» TASK BRIEF:
Your copy of the material below should match it exactly, except that it holds no pictures.

» LISTED ENTRIES:
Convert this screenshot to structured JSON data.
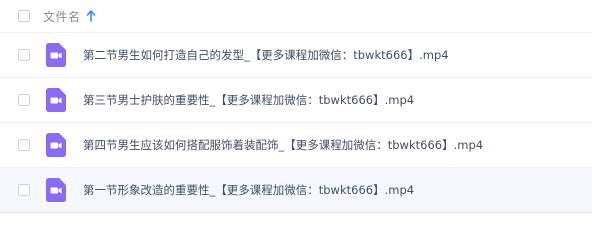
{
  "header": {
    "column_label": "文件名"
  },
  "files": [
    {
      "name": "第二节男生如何打造自己的发型_【更多课程加微信：tbwkt666】.mp4",
      "selected": false
    },
    {
      "name": "第三节男士护肤的重要性_【更多课程加微信：tbwkt666】.mp4",
      "selected": false
    },
    {
      "name": "第四节男生应该如何搭配服饰着装配饰_【更多课程加微信：tbwkt666】.mp4",
      "selected": false
    },
    {
      "name": "第一节形象改造的重要性_【更多课程加微信：tbwkt666】.mp4",
      "selected": true
    }
  ],
  "colors": {
    "video_icon": "#8b6cf0",
    "sort_arrow": "#3b8cff",
    "selected_row": "#f5f9ff"
  },
  "icons": {
    "sort": "arrow-up-icon",
    "file": "video-file-icon"
  }
}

» THE SOLUTION:
Convert this screenshot to structured JSON data.
{
  "header": {
    "column_label": "文件名"
  },
  "files": [
    {
      "name": "第二节男生如何打造自己的发型_【更多课程加微信：tbwkt666】.mp4",
      "selected": false
    },
    {
      "name": "第三节男士护肤的重要性_【更多课程加微信：tbwkt666】.mp4",
      "selected": false
    },
    {
      "name": "第四节男生应该如何搭配服饰着装配饰_【更多课程加微信：tbwkt666】.mp4",
      "selected": false
    },
    {
      "name": "第一节形象改造的重要性_【更多课程加微信：tbwkt666】.mp4",
      "selected": true
    }
  ],
  "colors": {
    "video_icon": "#8b6cf0",
    "sort_arrow": "#3b8cff",
    "selected_row": "#f5f9ff"
  },
  "icons": {
    "sort": "arrow-up-icon",
    "file": "video-file-icon"
  }
}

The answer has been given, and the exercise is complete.